WHAT IS NEEDED:
Give only the number of lines that include the string "некоммерческим".

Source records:
[BEGIN]
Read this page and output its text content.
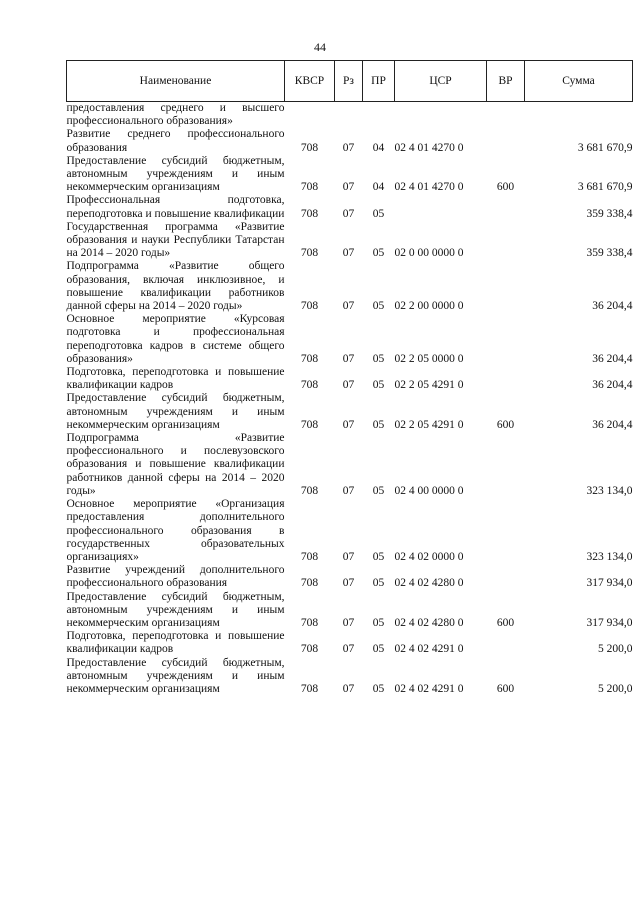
44
Наименование	КВСР	Рз	ПР	ЦСР	ВР	Сумма
предоставления среднего и высшего профессионального образования»						
Развитие среднего профессионального образования	708	07	04	02 4 01 4270 0		3 681 670,9
Предоставление субсидий бюджетным, автономным учреждениям и иным некоммерческим организациям	708	07	04	02 4 01 4270 0	600	3 681 670,9
Профессиональная подготовка, переподготовка и повышение квалификации	708	07	05			359 338,4
Государственная программа «Развитие образования и науки Республики Татарстан на 2014 – 2020 годы»	708	07	05	02 0 00 0000 0		359 338,4
Подпрограмма «Развитие общего образования, включая инклюзивное, и повышение квалификации работников данной сферы на 2014 – 2020 годы»	708	07	05	02 2 00 0000 0		36 204,4
Основное мероприятие «Курсовая подготовка и профессиональная переподготовка кадров в системе общего образования»	708	07	05	02 2 05 0000 0		36 204,4
Подготовка, переподготовка и повышение квалификации кадров	708	07	05	02 2 05 4291 0		36 204,4
Предоставление субсидий бюджетным, автономным учреждениям и иным некоммерческим организациям	708	07	05	02 2 05 4291 0	600	36 204,4
Подпрограмма «Развитие профессионального и послевузовского образования и повышение квалификации работников данной сферы на 2014 – 2020 годы»	708	07	05	02 4 00 0000 0		323 134,0
Основное мероприятие «Организация предоставления дополнительного профессионального образования в государственных образовательных организациях»	708	07	05	02 4 02 0000 0		323 134,0
Развитие учреждений дополнительного профессионального образования	708	07	05	02 4 02 4280 0		317 934,0
Предоставление субсидий бюджетным, автономным учреждениям и иным некоммерческим организациям	708	07	05	02 4 02 4280 0	600	317 934,0
Подготовка, переподготовка и повышение квалификации кадров	708	07	05	02 4 02 4291 0		5 200,0
Предоставление субсидий бюджетным, автономным учреждениям и иным некоммерческим организациям	708	07	05	02 4 02 4291 0	600	5 200,0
[END]
WRITTEN SOLUTION:
4